— Goal of the exercise —
Provide the data again in its entirety, exactly as given.

[Dataset entries]
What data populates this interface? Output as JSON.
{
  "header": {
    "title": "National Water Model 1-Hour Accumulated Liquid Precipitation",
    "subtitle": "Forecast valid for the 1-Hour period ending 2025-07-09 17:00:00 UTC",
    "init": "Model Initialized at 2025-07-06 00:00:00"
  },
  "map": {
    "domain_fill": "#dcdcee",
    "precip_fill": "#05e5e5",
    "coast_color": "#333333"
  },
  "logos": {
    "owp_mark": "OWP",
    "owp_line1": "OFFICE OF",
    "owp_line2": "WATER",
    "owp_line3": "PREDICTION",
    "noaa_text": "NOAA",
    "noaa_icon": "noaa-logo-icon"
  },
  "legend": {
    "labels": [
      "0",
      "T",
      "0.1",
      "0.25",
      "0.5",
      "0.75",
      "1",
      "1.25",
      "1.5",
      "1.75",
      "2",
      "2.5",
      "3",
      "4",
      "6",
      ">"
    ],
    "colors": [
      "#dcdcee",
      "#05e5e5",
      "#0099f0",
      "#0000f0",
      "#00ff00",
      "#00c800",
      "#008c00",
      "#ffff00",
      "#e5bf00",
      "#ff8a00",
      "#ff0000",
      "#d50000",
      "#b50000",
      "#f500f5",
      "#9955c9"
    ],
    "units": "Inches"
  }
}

— Full answer —
What data populates this interface? Output as JSON.
{
  "header": {
    "title": "National Water Model 1-Hour Accumulated Liquid Precipitation",
    "subtitle": "Forecast valid for the 1-Hour period ending 2025-07-09 17:00:00 UTC",
    "init": "Model Initialized at 2025-07-06 00:00:00"
  },
  "map": {
    "domain_fill": "#dcdcee",
    "precip_fill": "#05e5e5",
    "coast_color": "#333333"
  },
  "logos": {
    "owp_mark": "OWP",
    "owp_line1": "OFFICE OF",
    "owp_line2": "WATER",
    "owp_line3": "PREDICTION",
    "noaa_text": "NOAA",
    "noaa_icon": "noaa-logo-icon"
  },
  "legend": {
    "labels": [
      "0",
      "T",
      "0.1",
      "0.25",
      "0.5",
      "0.75",
      "1",
      "1.25",
      "1.5",
      "1.75",
      "2",
      "2.5",
      "3",
      "4",
      "6",
      ">"
    ],
    "colors": [
      "#dcdcee",
      "#05e5e5",
      "#0099f0",
      "#0000f0",
      "#00ff00",
      "#00c800",
      "#008c00",
      "#ffff00",
      "#e5bf00",
      "#ff8a00",
      "#ff0000",
      "#d50000",
      "#b50000",
      "#f500f5",
      "#9955c9"
    ],
    "units": "Inches"
  }
}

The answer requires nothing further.